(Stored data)
########

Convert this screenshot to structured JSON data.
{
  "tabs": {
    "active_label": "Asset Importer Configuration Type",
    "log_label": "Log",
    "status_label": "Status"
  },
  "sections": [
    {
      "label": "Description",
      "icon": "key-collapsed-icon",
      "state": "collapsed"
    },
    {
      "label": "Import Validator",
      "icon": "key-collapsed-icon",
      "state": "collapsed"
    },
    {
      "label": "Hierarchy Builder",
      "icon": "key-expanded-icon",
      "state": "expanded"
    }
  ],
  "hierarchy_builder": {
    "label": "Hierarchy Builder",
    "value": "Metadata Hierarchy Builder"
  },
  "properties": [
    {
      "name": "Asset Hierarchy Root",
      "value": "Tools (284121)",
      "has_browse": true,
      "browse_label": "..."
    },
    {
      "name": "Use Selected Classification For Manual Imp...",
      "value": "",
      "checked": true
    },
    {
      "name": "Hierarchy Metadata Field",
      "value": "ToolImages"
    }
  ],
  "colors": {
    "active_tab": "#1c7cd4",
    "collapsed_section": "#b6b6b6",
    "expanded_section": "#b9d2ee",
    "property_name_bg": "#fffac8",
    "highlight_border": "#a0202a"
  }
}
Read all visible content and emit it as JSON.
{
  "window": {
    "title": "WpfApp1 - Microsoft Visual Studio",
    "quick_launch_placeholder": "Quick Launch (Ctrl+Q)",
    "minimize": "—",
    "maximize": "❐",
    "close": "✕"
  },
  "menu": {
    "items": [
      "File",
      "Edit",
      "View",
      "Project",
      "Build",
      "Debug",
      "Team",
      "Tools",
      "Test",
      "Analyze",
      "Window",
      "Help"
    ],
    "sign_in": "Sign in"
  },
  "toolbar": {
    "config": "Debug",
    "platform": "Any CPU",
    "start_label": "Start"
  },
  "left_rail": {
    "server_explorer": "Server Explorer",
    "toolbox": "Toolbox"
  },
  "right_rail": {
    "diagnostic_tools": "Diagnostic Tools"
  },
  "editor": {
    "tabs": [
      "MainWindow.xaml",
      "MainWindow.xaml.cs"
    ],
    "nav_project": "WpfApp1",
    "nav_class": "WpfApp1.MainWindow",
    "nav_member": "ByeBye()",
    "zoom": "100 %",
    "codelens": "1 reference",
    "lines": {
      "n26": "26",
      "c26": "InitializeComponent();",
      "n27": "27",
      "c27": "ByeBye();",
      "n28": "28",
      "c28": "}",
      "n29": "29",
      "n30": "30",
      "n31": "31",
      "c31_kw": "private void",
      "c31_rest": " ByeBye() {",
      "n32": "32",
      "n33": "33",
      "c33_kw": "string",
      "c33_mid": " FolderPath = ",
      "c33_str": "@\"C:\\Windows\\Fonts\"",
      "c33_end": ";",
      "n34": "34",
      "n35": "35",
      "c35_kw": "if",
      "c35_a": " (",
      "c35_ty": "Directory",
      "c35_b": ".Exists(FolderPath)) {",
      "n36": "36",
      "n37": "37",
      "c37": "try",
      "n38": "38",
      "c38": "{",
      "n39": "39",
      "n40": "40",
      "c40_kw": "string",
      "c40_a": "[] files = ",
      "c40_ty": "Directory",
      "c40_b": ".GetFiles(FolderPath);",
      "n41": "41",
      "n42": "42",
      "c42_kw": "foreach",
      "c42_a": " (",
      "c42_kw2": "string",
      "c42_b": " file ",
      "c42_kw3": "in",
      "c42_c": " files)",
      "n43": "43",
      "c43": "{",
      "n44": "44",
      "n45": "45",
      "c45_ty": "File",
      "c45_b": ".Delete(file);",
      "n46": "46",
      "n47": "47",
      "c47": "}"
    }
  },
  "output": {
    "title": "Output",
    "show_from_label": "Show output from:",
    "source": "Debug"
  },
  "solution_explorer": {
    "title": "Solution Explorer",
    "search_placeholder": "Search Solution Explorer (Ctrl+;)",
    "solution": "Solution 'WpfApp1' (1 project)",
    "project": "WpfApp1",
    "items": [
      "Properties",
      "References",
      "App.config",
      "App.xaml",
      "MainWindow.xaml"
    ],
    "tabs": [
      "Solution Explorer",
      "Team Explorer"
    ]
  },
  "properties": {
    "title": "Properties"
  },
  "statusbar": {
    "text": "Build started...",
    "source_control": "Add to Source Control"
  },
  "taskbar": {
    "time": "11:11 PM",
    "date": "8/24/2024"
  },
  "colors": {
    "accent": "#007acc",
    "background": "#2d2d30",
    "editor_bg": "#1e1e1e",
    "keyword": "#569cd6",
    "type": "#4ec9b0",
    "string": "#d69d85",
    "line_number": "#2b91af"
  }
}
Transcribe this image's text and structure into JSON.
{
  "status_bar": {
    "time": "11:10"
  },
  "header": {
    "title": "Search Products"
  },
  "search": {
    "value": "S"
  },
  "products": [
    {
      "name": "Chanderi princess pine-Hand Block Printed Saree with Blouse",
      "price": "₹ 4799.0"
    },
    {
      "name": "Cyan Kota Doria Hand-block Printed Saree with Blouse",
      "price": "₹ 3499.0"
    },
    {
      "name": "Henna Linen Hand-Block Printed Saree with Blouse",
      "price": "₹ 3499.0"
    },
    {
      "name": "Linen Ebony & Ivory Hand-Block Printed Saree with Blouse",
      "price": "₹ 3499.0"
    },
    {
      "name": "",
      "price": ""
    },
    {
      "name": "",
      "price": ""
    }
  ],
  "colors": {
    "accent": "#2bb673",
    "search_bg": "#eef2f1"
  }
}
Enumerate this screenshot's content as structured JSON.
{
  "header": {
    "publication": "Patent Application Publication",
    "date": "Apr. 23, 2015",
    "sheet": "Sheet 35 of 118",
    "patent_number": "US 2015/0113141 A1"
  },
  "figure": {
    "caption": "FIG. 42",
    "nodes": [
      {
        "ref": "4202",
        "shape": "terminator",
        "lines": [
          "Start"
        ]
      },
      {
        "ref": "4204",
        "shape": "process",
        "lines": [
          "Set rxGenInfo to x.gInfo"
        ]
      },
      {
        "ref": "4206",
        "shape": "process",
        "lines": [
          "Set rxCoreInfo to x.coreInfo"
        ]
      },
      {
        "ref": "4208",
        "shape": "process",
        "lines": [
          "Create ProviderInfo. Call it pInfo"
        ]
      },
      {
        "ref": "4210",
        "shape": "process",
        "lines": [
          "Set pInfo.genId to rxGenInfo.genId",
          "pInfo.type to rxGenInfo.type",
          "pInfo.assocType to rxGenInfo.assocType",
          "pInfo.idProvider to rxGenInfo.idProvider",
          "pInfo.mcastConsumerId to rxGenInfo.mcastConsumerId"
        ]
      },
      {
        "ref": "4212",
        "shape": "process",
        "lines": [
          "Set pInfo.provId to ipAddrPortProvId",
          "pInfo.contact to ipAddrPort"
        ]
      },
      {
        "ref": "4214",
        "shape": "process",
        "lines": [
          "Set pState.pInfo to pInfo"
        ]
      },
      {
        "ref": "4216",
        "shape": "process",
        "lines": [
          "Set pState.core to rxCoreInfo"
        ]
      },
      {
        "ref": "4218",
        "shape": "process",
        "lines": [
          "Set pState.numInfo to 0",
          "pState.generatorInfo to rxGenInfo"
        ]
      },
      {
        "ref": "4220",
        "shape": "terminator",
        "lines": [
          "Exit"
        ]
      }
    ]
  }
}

########

-- Stated exercise --
Output each record precisely as given.

-- Written answer --
Convert this screenshot to structured JSON data.
{
  "tabs": {
    "active_label": "Asset Importer Configuration Type",
    "log_label": "Log",
    "status_label": "Status"
  },
  "sections": [
    {
      "label": "Description",
      "icon": "key-collapsed-icon",
      "state": "collapsed"
    },
    {
      "label": "Import Validator",
      "icon": "key-collapsed-icon",
      "state": "collapsed"
    },
    {
      "label": "Hierarchy Builder",
      "icon": "key-expanded-icon",
      "state": "expanded"
    }
  ],
  "hierarchy_builder": {
    "label": "Hierarchy Builder",
    "value": "Metadata Hierarchy Builder"
  },
  "properties": [
    {
      "name": "Asset Hierarchy Root",
      "value": "Tools (284121)",
      "has_browse": true,
      "browse_label": "..."
    },
    {
      "name": "Use Selected Classification For Manual Imp...",
      "value": "",
      "checked": true
    },
    {
      "name": "Hierarchy Metadata Field",
      "value": "ToolImages"
    }
  ],
  "colors": {
    "active_tab": "#1c7cd4",
    "collapsed_section": "#b6b6b6",
    "expanded_section": "#b9d2ee",
    "property_name_bg": "#fffac8",
    "highlight_border": "#a0202a"
  }
}
Read all visible content and emit it as JSON.
{
  "window": {
    "title": "WpfApp1 - Microsoft Visual Studio",
    "quick_launch_placeholder": "Quick Launch (Ctrl+Q)",
    "minimize": "—",
    "maximize": "❐",
    "close": "✕"
  },
  "menu": {
    "items": [
      "File",
      "Edit",
      "View",
      "Project",
      "Build",
      "Debug",
      "Team",
      "Tools",
      "Test",
      "Analyze",
      "Window",
      "Help"
    ],
    "sign_in": "Sign in"
  },
  "toolbar": {
    "config": "Debug",
    "platform": "Any CPU",
    "start_label": "Start"
  },
  "left_rail": {
    "server_explorer": "Server Explorer",
    "toolbox": "Toolbox"
  },
  "right_rail": {
    "diagnostic_tools": "Diagnostic Tools"
  },
  "editor": {
    "tabs": [
      "MainWindow.xaml",
      "MainWindow.xaml.cs"
    ],
    "nav_project": "WpfApp1",
    "nav_class": "WpfApp1.MainWindow",
    "nav_member": "ByeBye()",
    "zoom": "100 %",
    "codelens": "1 reference",
    "lines": {
      "n26": "26",
      "c26": "InitializeComponent();",
      "n27": "27",
      "c27": "ByeBye();",
      "n28": "28",
      "c28": "}",
      "n29": "29",
      "n30": "30",
      "n31": "31",
      "c31_kw": "private void",
      "c31_rest": " ByeBye() {",
      "n32": "32",
      "n33": "33",
      "c33_kw": "string",
      "c33_mid": " FolderPath = ",
      "c33_str": "@\"C:\\Windows\\Fonts\"",
      "c33_end": ";",
      "n34": "34",
      "n35": "35",
      "c35_kw": "if",
      "c35_a": " (",
      "c35_ty": "Directory",
      "c35_b": ".Exists(FolderPath)) {",
      "n36": "36",
      "n37": "37",
      "c37": "try",
      "n38": "38",
      "c38": "{",
      "n39": "39",
      "n40": "40",
      "c40_kw": "string",
      "c40_a": "[] files = ",
      "c40_ty": "Directory",
      "c40_b": ".GetFiles(FolderPath);",
      "n41": "41",
      "n42": "42",
      "c42_kw": "foreach",
      "c42_a": " (",
      "c42_kw2": "string",
      "c42_b": " file ",
      "c42_kw3": "in",
      "c42_c": " files)",
      "n43": "43",
      "c43": "{",
      "n44": "44",
      "n45": "45",
      "c45_ty": "File",
      "c45_b": ".Delete(file);",
      "n46": "46",
      "n47": "47",
      "c47": "}"
    }
  },
  "output": {
    "title": "Output",
    "show_from_label": "Show output from:",
    "source": "Debug"
  },
  "solution_explorer": {
    "title": "Solution Explorer",
    "search_placeholder": "Search Solution Explorer (Ctrl+;)",
    "solution": "Solution 'WpfApp1' (1 project)",
    "project": "WpfApp1",
    "items": [
      "Properties",
      "References",
      "App.config",
      "App.xaml",
      "MainWindow.xaml"
    ],
    "tabs": [
      "Solution Explorer",
      "Team Explorer"
    ]
  },
  "properties": {
    "title": "Properties"
  },
  "statusbar": {
    "text": "Build started...",
    "source_control": "Add to Source Control"
  },
  "taskbar": {
    "time": "11:11 PM",
    "date": "8/24/2024"
  },
  "colors": {
    "accent": "#007acc",
    "background": "#2d2d30",
    "editor_bg": "#1e1e1e",
    "keyword": "#569cd6",
    "type": "#4ec9b0",
    "string": "#d69d85",
    "line_number": "#2b91af"
  }
}
Transcribe this image's text and structure into JSON.
{
  "status_bar": {
    "time": "11:10"
  },
  "header": {
    "title": "Search Products"
  },
  "search": {
    "value": "S"
  },
  "products": [
    {
      "name": "Chanderi princess pine-Hand Block Printed Saree with Blouse",
      "price": "₹ 4799.0"
    },
    {
      "name": "Cyan Kota Doria Hand-block Printed Saree with Blouse",
      "price": "₹ 3499.0"
    },
    {
      "name": "Henna Linen Hand-Block Printed Saree with Blouse",
      "price": "₹ 3499.0"
    },
    {
      "name": "Linen Ebony & Ivory Hand-Block Printed Saree with Blouse",
      "price": "₹ 3499.0"
    },
    {
      "name": "",
      "price": ""
    },
    {
      "name": "",
      "price": ""
    }
  ],
  "colors": {
    "accent": "#2bb673",
    "search_bg": "#eef2f1"
  }
}
Enumerate this screenshot's content as structured JSON.
{
  "header": {
    "publication": "Patent Application Publication",
    "date": "Apr. 23, 2015",
    "sheet": "Sheet 35 of 118",
    "patent_number": "US 2015/0113141 A1"
  },
  "figure": {
    "caption": "FIG. 42",
    "nodes": [
      {
        "ref": "4202",
        "shape": "terminator",
        "lines": [
          "Start"
        ]
      },
      {
        "ref": "4204",
        "shape": "process",
        "lines": [
          "Set rxGenInfo to x.gInfo"
        ]
      },
      {
        "ref": "4206",
        "shape": "process",
        "lines": [
          "Set rxCoreInfo to x.coreInfo"
        ]
      },
      {
        "ref": "4208",
        "shape": "process",
        "lines": [
          "Create ProviderInfo. Call it pInfo"
        ]
      },
      {
        "ref": "4210",
        "shape": "process",
        "lines": [
          "Set pInfo.genId to rxGenInfo.genId",
          "pInfo.type to rxGenInfo.type",
          "pInfo.assocType to rxGenInfo.assocType",
          "pInfo.idProvider to rxGenInfo.idProvider",
          "pInfo.mcastConsumerId to rxGenInfo.mcastConsumerId"
        ]
      },
      {
        "ref": "4212",
        "shape": "process",
        "lines": [
          "Set pInfo.provId to ipAddrPortProvId",
          "pInfo.contact to ipAddrPort"
        ]
      },
      {
        "ref": "4214",
        "shape": "process",
        "lines": [
          "Set pState.pInfo to pInfo"
        ]
      },
      {
        "ref": "4216",
        "shape": "process",
        "lines": [
          "Set pState.core to rxCoreInfo"
        ]
      },
      {
        "ref": "4218",
        "shape": "process",
        "lines": [
          "Set pState.numInfo to 0",
          "pState.generatorInfo to rxGenInfo"
        ]
      },
      {
        "ref": "4220",
        "shape": "terminator",
        "lines": [
          "Exit"
        ]
      }
    ]
  }
}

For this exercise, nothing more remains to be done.